━━━━━ SUPPLIED INFORMATION

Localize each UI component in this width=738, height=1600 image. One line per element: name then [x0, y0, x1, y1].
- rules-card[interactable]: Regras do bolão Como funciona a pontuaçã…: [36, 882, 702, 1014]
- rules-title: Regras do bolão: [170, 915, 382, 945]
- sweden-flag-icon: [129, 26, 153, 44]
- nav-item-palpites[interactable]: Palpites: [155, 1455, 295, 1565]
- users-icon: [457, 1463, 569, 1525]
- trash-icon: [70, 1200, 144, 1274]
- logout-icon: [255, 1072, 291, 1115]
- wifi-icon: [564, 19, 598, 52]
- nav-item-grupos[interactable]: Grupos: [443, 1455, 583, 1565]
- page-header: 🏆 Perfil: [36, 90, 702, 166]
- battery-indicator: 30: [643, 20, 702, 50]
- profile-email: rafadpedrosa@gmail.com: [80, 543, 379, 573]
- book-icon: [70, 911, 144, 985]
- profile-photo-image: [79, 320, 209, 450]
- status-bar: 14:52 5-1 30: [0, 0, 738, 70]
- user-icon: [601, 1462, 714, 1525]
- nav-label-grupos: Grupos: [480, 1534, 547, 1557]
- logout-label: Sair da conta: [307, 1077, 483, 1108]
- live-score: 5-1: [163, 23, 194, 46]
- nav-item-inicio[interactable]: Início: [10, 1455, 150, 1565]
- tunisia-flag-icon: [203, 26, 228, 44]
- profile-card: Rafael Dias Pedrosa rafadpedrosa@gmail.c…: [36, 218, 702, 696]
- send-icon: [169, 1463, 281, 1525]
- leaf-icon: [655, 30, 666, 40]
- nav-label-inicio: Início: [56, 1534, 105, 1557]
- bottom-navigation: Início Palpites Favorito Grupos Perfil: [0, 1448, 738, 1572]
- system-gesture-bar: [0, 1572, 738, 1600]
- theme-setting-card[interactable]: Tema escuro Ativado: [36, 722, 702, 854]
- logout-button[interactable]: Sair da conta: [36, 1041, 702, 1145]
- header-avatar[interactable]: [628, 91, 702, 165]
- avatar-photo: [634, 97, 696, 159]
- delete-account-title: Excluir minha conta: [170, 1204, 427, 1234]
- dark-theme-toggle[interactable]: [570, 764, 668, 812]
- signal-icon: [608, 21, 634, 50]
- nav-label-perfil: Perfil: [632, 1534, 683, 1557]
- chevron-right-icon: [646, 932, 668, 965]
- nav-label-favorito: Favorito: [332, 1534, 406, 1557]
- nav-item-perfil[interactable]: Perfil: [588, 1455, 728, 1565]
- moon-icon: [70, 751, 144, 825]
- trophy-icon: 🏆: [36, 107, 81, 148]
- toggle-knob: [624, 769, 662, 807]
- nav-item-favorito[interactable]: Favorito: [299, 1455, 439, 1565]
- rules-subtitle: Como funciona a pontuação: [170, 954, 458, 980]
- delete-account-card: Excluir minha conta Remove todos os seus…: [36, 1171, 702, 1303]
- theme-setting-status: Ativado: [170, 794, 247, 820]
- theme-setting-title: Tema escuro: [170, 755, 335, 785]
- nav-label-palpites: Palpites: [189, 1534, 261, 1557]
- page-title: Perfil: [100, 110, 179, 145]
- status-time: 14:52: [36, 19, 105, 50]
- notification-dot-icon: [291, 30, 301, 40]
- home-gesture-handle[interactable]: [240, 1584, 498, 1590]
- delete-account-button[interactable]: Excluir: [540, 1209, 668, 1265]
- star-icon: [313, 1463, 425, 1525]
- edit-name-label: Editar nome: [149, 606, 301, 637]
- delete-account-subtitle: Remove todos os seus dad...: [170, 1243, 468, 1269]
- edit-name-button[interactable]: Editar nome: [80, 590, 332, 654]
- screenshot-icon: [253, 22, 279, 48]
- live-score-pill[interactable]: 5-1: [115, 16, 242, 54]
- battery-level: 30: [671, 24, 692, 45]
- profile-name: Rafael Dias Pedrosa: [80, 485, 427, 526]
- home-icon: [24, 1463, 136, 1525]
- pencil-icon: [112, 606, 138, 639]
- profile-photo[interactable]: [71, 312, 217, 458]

━━━━━━━━━━

Copy the lines word for word, starting with the very first line and ending with the line that contains "- wifi-icon: [564, 19, 598, 52]", both included.

Localize each UI component in this width=738, height=1600 image. One line per element: name then [x0, y0, x1, y1].
- rules-card[interactable]: Regras do bolão Como funciona a pontuaçã…: [36, 882, 702, 1014]
- rules-title: Regras do bolão: [170, 915, 382, 945]
- sweden-flag-icon: [129, 26, 153, 44]
- nav-item-palpites[interactable]: Palpites: [155, 1455, 295, 1565]
- users-icon: [457, 1463, 569, 1525]
- trash-icon: [70, 1200, 144, 1274]
- logout-icon: [255, 1072, 291, 1115]
- wifi-icon: [564, 19, 598, 52]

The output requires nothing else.